Using the entries that follow, collect the lines where the word "title" appears.

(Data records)
# # # # #

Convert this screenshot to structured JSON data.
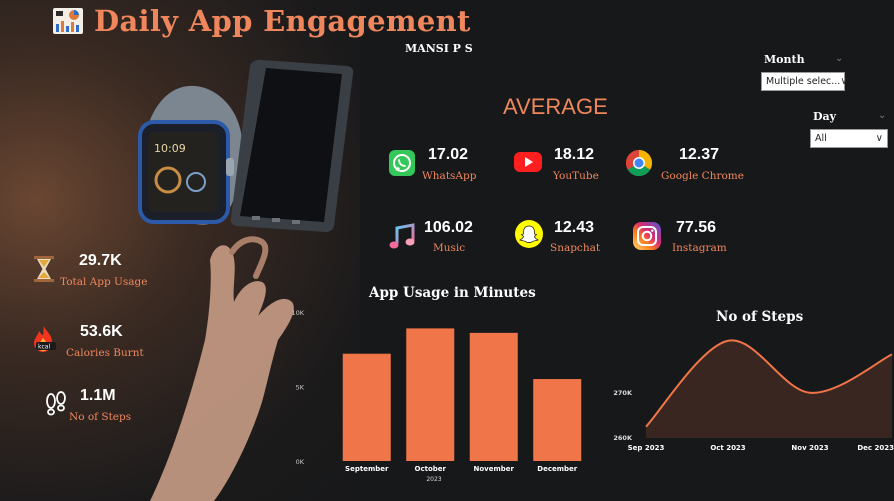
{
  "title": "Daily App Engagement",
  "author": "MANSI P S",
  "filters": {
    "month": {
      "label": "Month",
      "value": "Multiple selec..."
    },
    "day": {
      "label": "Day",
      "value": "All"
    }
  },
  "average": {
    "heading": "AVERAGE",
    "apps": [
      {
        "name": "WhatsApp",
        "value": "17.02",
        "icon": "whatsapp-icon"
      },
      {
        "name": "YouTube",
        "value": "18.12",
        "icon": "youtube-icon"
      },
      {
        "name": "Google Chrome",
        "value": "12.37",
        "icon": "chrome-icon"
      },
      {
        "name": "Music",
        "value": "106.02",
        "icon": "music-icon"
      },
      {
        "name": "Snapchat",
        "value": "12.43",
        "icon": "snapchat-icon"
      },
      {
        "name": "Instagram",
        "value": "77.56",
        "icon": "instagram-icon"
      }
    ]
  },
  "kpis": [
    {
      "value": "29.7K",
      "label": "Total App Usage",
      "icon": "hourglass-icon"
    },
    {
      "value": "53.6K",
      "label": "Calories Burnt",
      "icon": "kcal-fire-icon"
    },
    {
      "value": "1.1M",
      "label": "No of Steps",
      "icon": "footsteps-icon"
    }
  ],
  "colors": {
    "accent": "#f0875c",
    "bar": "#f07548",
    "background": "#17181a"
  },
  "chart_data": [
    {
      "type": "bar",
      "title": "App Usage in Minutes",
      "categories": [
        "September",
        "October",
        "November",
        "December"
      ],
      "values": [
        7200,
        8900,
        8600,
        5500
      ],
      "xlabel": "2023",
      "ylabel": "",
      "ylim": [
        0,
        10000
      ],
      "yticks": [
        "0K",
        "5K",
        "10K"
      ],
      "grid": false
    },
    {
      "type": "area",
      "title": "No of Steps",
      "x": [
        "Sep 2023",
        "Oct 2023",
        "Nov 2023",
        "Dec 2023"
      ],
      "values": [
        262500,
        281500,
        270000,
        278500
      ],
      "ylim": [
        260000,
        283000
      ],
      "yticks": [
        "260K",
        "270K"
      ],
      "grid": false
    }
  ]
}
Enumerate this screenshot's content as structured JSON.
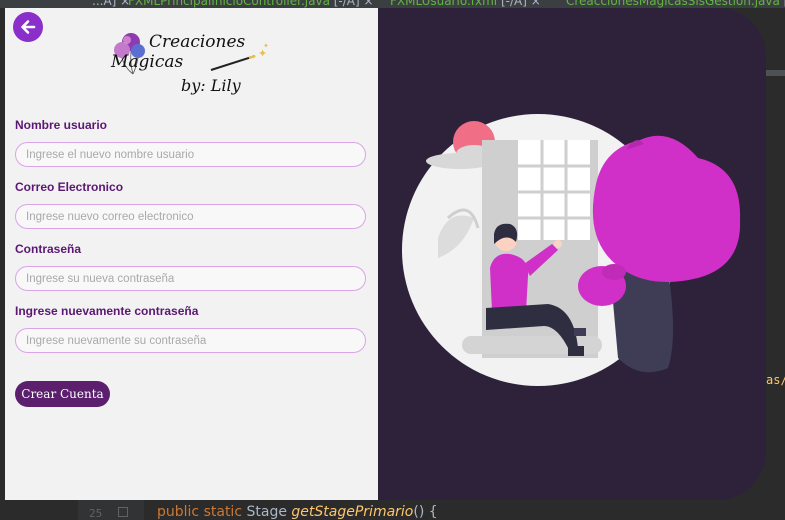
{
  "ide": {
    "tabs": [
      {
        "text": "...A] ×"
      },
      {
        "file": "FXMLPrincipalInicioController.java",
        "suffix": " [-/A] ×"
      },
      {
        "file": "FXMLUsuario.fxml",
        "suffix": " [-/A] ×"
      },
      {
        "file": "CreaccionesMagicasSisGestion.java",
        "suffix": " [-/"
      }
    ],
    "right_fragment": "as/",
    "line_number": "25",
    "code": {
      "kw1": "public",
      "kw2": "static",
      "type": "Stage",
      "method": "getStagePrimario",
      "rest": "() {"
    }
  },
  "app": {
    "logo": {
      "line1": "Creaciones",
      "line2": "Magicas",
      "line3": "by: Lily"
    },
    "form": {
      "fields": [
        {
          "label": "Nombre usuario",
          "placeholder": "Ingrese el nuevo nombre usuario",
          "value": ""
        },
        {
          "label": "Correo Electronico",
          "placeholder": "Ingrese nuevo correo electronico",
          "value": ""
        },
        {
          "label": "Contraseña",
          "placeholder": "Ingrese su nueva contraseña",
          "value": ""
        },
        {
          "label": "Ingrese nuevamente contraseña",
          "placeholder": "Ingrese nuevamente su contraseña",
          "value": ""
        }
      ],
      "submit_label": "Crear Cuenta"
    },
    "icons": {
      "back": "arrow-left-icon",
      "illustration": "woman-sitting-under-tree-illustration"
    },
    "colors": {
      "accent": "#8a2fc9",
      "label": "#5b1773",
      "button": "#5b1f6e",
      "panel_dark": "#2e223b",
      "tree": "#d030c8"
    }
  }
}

# # # # #

## WRITTEN REPLY
  "title": "Daily App Engagement",
      "title": "App Usage in Minutes",
      "title": "No of Steps",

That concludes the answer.